Each line that holds the word "возможностями" is to be identified and copied.

[Dataset records]
• • •

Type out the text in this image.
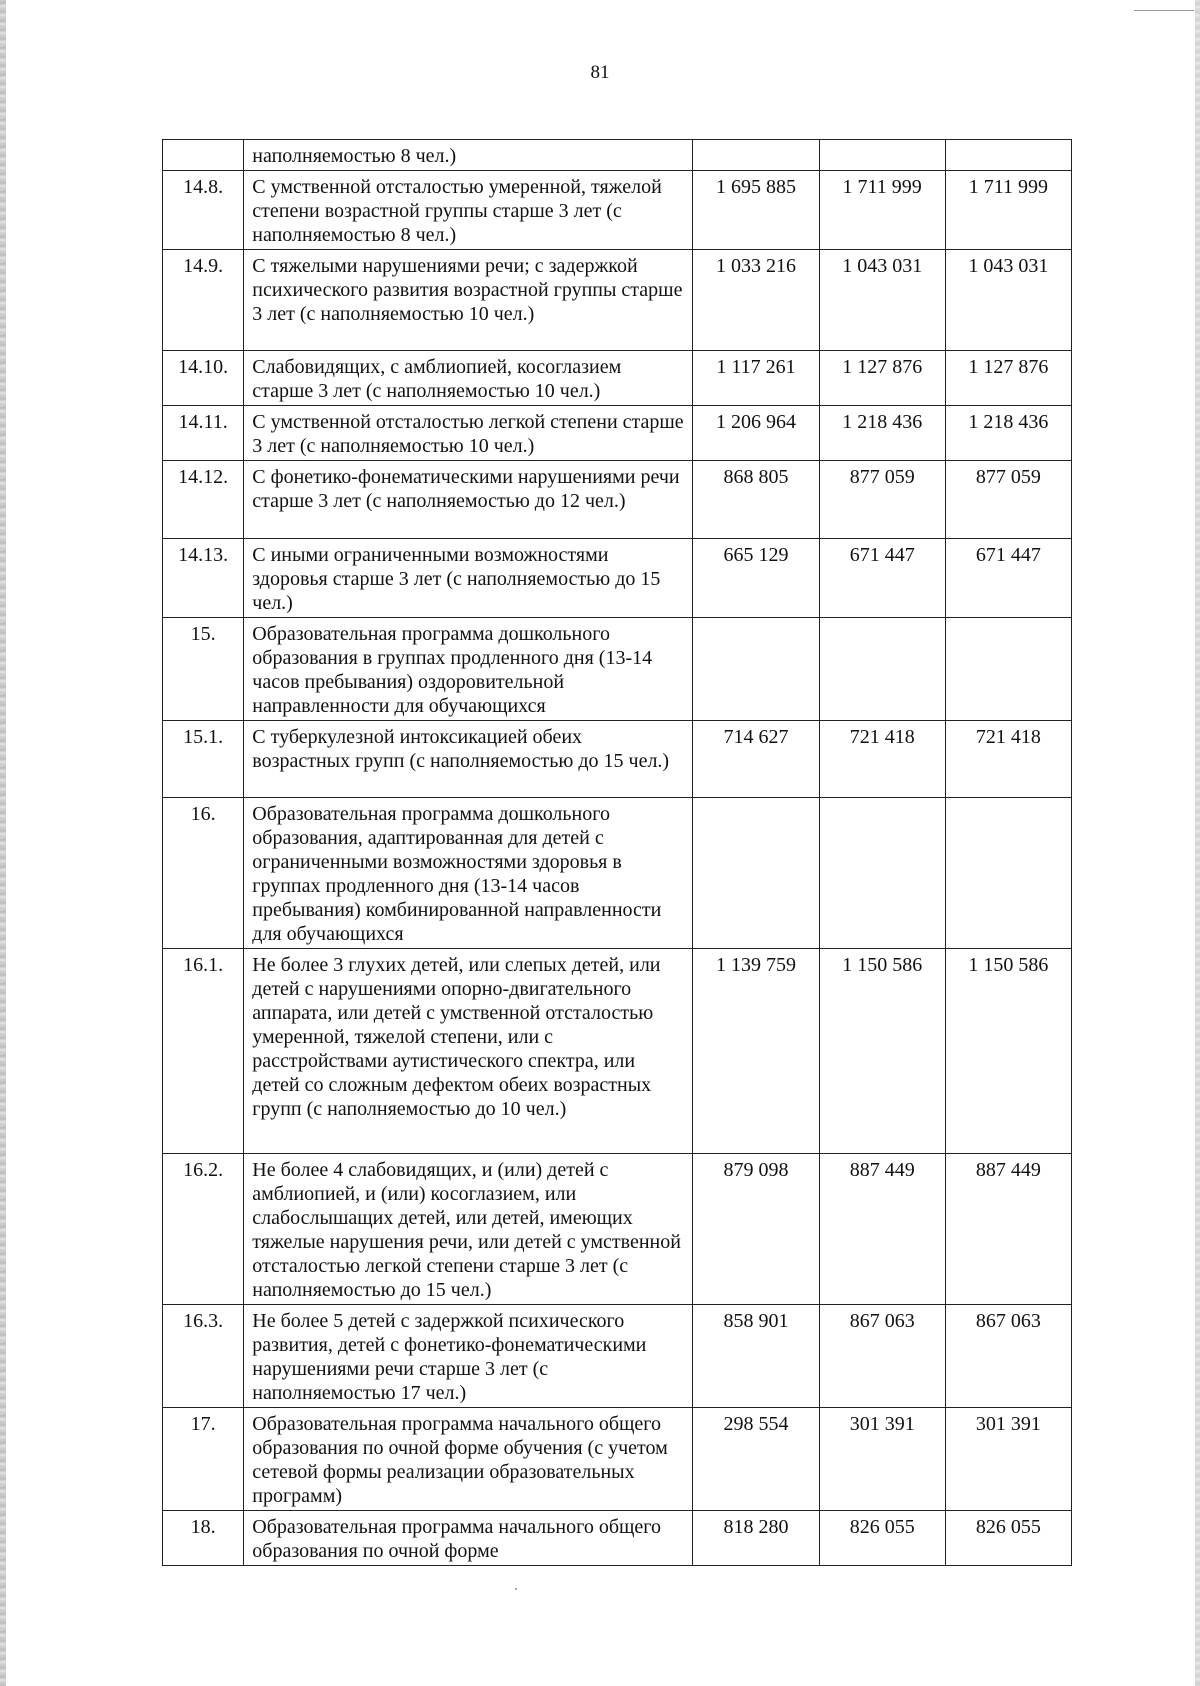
81
	наполняемостью 8 чел.)			
14.8.	С умственной отсталостью умеренной, тяжелой степени возрастной группы старше 3 лет (с наполняемостью 8 чел.)	1 695 885	1 711 999	1 711 999
14.9.	С тяжелыми нарушениями речи; с задержкой психического развития возрастной группы старше 3 лет (с наполняемостью 10 чел.)	1 033 216	1 043 031	1 043 031
14.10.	Слабовидящих, с амблиопией, косоглазием старше 3 лет (с наполняемостью 10 чел.)	1 117 261	1 127 876	1 127 876
14.11.	С умственной отсталостью легкой степени старше 3 лет (с наполняемостью 10 чел.)	1 206 964	1 218 436	1 218 436
14.12.	С фонетико-фонематическими нарушениями речи старше 3 лет (с наполняемостью до 12 чел.)	868 805	877 059	877 059
14.13.	С иными ограниченными возможностями здоровья старше 3 лет (с наполняемостью до 15 чел.)	665 129	671 447	671 447
15.	Образовательная программа дошкольного образования в группах продленного дня (13-14 часов пребывания) оздоровительной направленности для обучающихся			
15.1.	С туберкулезной интоксикацией обеих возрастных групп (с наполняемостью до 15 чел.)	714 627	721 418	721 418
16.	Образовательная программа дошкольного образования, адаптированная для детей с ограниченными возможностями здоровья в группах продленного дня (13-14 часов пребывания) комбинированной направленности для обучающихся			
16.1.	Не более 3 глухих детей, или слепых детей, или детей с нарушениями опорно-двигательного аппарата, или детей с умственной отсталостью умеренной, тяжелой степени, или с расстройствами аутистического спектра, или детей со сложным дефектом обеих возрастных групп (с наполняемостью до 10 чел.)	1 139 759	1 150 586	1 150 586
16.2.	Не более 4 слабовидящих, и (или) детей с амблиопией, и (или) косоглазием, или слабослышащих детей, или детей, имеющих тяжелые нарушения речи, или детей с умственной отсталостью легкой степени старше 3 лет (с наполняемостью до 15 чел.)	879 098	887 449	887 449
16.3.	Не более 5 детей с задержкой психического развития, детей с фонетико-фонематическими нарушениями речи старше 3 лет (с наполняемостью 17 чел.)	858 901	867 063	867 063
17.	Образовательная программа начального общего образования по очной форме обучения (с учетом сетевой формы реализации образовательных программ)	298 554	301 391	301 391
18.	Образовательная программа начального общего образования по очной форме	818 280	826 055	826 055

• • •

§ ANSWER TO THE TASK
14.13.	С иными ограниченными возможностями здоровья старше 3 лет (с наполняемостью до 15 чел.)	665 129	671 447	671 447
16.	Образовательная программа дошкольного образования, адаптированная для детей с ограниченными возможностями здоровья в группах продленного дня (13-14 часов пребывания) комбинированной направленности для обучающихся			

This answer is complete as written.